▸ **Prompt**
From the listing below, pull out the lines that hold "Confirm".

--- Start Listed entries ---

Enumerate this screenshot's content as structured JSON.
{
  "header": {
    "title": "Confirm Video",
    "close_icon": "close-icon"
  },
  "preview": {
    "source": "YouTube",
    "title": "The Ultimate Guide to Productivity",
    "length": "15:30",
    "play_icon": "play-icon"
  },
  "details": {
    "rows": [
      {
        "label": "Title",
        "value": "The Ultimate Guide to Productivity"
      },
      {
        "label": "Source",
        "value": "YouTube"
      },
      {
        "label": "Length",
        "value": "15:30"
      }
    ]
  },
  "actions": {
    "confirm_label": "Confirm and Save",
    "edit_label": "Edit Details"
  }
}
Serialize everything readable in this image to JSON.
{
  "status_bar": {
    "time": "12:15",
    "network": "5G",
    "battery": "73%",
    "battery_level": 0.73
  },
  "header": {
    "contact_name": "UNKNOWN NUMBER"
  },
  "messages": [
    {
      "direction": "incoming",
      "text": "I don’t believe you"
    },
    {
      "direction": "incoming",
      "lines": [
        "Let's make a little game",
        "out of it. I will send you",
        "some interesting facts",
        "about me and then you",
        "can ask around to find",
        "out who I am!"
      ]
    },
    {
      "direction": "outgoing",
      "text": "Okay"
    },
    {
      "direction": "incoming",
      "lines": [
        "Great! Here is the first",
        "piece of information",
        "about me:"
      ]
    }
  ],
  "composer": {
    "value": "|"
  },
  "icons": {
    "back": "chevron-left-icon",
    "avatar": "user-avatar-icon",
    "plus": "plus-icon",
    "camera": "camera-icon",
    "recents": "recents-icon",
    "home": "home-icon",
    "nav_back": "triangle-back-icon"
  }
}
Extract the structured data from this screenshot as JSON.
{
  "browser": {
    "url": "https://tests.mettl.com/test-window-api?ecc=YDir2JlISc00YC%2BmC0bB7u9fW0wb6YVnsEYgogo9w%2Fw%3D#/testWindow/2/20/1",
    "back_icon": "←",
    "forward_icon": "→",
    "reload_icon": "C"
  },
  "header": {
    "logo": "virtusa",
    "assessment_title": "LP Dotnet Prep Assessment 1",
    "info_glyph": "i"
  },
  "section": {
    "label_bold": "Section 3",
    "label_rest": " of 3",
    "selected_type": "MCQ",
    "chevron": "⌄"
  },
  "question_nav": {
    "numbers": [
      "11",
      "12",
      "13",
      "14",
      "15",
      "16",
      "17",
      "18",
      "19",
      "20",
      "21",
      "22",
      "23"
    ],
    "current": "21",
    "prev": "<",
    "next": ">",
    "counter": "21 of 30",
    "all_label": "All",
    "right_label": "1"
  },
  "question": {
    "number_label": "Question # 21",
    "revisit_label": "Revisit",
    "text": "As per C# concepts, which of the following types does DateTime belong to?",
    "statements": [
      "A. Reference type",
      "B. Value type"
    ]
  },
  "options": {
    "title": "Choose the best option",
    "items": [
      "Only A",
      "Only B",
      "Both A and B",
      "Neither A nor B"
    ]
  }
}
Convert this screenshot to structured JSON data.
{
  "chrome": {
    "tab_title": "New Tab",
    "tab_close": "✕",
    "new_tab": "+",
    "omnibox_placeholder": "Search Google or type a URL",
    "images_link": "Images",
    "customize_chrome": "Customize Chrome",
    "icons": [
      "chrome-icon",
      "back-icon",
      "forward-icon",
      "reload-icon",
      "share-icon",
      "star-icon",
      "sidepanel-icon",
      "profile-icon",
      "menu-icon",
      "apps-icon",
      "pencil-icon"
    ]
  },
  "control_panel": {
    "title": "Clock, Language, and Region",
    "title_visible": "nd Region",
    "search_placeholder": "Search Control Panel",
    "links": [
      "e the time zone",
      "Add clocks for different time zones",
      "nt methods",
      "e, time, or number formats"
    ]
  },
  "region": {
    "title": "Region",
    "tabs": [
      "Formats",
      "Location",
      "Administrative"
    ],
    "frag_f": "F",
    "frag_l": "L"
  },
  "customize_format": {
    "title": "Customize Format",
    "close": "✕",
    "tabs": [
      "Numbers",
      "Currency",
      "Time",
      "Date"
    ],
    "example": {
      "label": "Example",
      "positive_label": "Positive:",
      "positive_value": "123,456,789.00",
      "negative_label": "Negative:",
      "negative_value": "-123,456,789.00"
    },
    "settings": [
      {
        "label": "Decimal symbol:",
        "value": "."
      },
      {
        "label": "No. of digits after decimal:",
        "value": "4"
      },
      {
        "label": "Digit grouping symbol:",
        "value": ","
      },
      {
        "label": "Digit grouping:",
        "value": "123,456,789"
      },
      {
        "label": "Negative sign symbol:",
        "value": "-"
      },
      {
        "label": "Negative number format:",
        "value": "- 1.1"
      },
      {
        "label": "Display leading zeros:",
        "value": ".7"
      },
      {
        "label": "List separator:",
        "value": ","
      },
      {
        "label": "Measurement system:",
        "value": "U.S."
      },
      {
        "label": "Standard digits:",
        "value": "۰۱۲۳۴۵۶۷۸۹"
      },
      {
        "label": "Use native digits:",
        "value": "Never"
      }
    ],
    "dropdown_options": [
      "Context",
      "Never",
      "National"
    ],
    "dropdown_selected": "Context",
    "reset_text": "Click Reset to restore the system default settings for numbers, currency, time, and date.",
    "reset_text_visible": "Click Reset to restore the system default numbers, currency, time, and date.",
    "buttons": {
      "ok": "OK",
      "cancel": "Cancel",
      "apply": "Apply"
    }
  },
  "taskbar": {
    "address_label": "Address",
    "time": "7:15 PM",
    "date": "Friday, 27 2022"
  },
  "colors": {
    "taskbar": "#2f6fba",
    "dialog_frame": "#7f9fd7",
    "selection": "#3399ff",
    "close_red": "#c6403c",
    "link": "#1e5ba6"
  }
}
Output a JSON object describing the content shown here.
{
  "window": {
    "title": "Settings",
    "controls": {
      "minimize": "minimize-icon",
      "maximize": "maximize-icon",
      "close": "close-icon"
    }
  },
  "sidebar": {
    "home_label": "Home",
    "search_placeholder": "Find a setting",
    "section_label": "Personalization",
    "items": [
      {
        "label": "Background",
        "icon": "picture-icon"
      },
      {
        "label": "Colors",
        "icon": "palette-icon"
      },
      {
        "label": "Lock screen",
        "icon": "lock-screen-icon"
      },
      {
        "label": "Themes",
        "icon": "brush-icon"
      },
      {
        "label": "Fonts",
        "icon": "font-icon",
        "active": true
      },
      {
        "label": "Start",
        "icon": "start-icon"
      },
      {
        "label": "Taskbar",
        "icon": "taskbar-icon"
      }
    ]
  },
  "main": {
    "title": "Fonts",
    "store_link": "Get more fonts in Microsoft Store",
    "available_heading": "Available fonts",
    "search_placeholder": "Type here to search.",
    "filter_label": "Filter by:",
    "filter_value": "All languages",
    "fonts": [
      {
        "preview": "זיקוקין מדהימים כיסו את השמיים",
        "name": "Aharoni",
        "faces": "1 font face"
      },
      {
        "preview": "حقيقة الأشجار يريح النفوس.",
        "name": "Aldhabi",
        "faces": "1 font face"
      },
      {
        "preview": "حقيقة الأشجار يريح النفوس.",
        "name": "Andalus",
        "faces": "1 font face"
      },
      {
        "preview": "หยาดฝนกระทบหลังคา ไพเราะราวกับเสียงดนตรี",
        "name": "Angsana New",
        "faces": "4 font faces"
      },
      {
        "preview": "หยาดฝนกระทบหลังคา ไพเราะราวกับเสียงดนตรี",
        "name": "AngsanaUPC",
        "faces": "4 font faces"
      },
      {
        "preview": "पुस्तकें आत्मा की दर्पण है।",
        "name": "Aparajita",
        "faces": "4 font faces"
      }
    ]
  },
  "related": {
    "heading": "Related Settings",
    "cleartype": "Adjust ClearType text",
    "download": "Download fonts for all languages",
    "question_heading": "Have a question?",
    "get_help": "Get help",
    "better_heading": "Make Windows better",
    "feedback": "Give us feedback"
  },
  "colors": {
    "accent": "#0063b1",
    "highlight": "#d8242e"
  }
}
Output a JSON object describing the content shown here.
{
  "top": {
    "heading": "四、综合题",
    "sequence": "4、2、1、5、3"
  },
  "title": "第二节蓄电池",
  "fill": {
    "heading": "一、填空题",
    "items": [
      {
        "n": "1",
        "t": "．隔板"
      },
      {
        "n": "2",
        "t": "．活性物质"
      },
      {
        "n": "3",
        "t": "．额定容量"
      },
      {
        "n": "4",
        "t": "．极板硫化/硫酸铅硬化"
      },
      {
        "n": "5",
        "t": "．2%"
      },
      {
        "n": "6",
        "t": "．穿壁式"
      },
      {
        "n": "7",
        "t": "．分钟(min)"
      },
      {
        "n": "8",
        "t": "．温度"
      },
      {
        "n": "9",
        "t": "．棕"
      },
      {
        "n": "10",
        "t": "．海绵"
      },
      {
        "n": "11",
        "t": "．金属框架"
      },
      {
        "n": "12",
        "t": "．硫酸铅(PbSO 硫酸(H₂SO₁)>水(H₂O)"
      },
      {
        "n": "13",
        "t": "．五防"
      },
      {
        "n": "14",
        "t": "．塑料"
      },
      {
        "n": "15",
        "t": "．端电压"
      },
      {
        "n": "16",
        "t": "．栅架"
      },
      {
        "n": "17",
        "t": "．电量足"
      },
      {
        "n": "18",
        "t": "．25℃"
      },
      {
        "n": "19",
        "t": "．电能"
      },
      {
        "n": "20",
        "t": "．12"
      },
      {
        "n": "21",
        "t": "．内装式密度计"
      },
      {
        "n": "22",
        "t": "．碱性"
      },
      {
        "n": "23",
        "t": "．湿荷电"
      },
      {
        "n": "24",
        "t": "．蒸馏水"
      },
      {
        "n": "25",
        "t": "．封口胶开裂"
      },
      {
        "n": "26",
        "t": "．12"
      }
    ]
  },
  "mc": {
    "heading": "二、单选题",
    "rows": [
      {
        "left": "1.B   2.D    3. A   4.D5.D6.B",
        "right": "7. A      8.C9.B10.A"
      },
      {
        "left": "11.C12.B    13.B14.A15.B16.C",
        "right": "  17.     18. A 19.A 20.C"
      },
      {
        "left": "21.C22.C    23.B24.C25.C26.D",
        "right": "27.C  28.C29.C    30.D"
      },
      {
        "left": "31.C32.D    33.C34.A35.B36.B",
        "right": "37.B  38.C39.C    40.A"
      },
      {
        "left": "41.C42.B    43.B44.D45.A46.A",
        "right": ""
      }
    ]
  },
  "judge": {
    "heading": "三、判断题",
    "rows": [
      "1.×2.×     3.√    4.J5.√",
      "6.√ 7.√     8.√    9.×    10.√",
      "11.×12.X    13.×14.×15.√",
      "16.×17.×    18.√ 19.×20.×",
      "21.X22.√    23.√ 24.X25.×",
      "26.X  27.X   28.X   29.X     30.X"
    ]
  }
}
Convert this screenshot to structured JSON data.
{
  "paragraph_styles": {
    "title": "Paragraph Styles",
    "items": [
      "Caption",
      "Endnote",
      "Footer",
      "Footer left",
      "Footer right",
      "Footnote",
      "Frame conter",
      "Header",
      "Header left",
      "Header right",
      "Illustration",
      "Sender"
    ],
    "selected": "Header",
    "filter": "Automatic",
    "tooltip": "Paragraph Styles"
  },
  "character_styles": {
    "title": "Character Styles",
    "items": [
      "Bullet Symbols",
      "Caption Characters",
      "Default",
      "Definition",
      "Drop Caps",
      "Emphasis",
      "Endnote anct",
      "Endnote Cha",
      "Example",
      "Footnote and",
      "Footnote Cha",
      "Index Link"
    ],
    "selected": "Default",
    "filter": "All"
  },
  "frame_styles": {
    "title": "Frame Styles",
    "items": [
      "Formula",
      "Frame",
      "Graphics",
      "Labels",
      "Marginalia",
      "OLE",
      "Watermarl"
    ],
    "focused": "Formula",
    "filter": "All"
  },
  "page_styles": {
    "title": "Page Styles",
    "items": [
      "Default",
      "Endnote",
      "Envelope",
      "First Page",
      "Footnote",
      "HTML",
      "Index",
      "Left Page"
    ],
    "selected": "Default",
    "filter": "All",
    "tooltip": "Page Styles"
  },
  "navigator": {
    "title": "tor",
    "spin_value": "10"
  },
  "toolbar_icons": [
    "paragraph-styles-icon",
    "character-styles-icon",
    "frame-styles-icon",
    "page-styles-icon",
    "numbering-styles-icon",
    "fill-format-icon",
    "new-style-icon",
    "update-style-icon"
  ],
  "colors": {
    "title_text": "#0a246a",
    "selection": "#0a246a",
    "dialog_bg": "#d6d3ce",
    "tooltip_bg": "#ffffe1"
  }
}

--- End Listed entries ---

▸ **Expected answer**
    "title": "Confirm Video",
    "confirm_label": "Confirm and Save",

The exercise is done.